The input:
+---+

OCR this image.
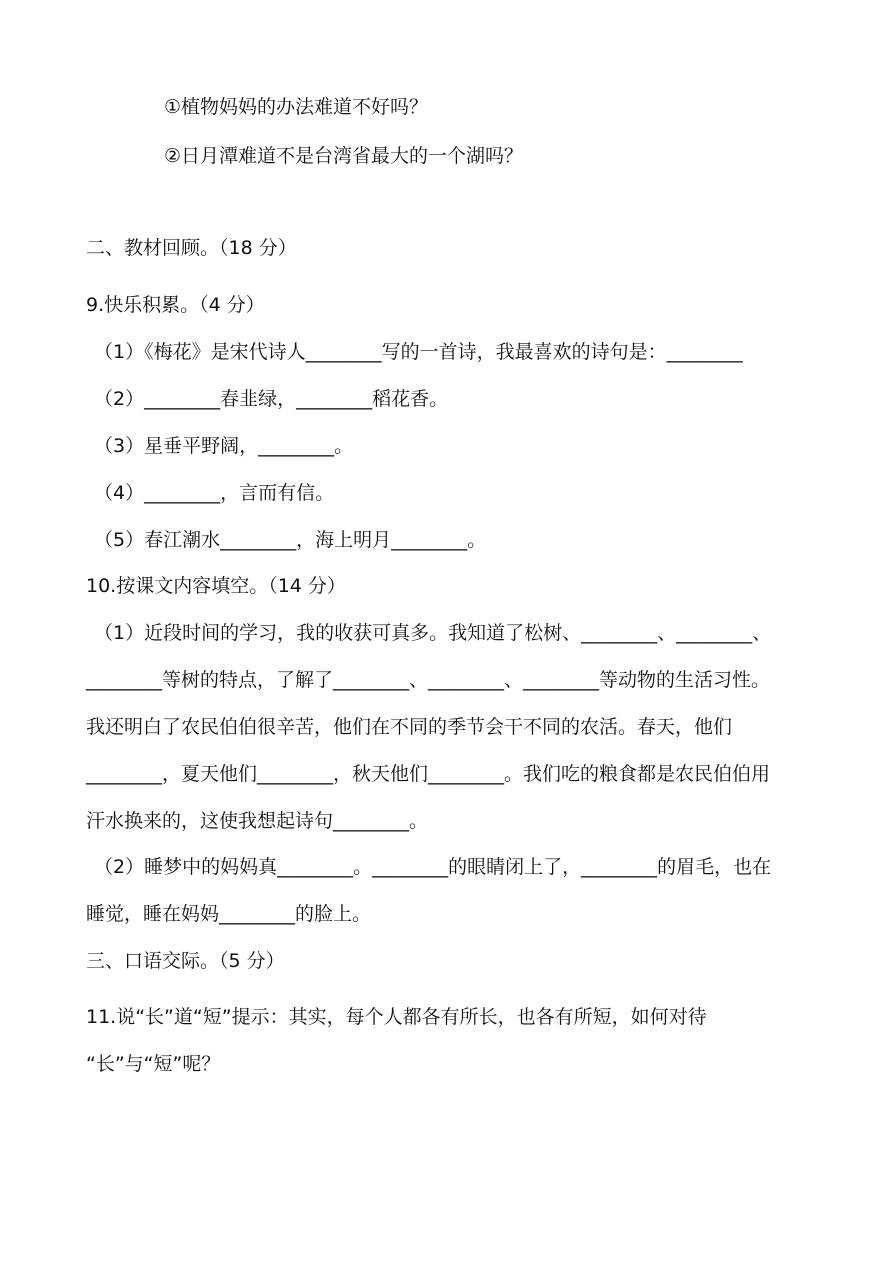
①植物妈妈的办法难道不好吗？
②日月潭难道不是台湾省最大的一个湖吗？
二、教材回顾。（18 分）
9.快乐积累。（4 分）
（1）《梅花》是宋代诗人________写的一首诗，我最喜欢的诗句是：________
（2）________春韭绿，________稻花香。
（3）星垂平野阔，________。
（4）________，言而有信。
（5）春江潮水________，海上明月________。
10.按课文内容填空。（14 分）
（1）近段时间的学习，我的收获可真多。我知道了松树、________、________、
________等树的特点，了解了________、________、________等动物的生活习性。
我还明白了农民伯伯很辛苦，他们在不同的季节会干不同的农活。春天，他们
________，夏天他们________，秋天他们________。我们吃的粮食都是农民伯伯用
汗水换来的，这使我想起诗句________。
（2）睡梦中的妈妈真________。________的眼睛闭上了，________的眉毛，也在
睡觉，睡在妈妈________的脸上。
三、口语交际。（5 分）
11.说“长”道“短”提示：其实，每个人都各有所长，也各有所短，如何对待
“长”与“短”呢？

+---+

Task brief: Give all the lines above again, character for character, without pictures.

Output for this task:
OCR this image.
①植物妈妈的办法难道不好吗？
②日月潭难道不是台湾省最大的一个湖吗？
二、教材回顾。（18 分）
9.快乐积累。（4 分）
（1）《梅花》是宋代诗人________写的一首诗，我最喜欢的诗句是：________
（2）________春韭绿，________稻花香。
（3）星垂平野阔，________。
（4）________，言而有信。
（5）春江潮水________，海上明月________。
10.按课文内容填空。（14 分）
（1）近段时间的学习，我的收获可真多。我知道了松树、________、________、
________等树的特点，了解了________、________、________等动物的生活习性。
我还明白了农民伯伯很辛苦，他们在不同的季节会干不同的农活。春天，他们
________，夏天他们________，秋天他们________。我们吃的粮食都是农民伯伯用
汗水换来的，这使我想起诗句________。
（2）睡梦中的妈妈真________。________的眼睛闭上了，________的眉毛，也在
睡觉，睡在妈妈________的脸上。
三、口语交际。（5 分）
11.说“长”道“短”提示：其实，每个人都各有所长，也各有所短，如何对待
“长”与“短”呢？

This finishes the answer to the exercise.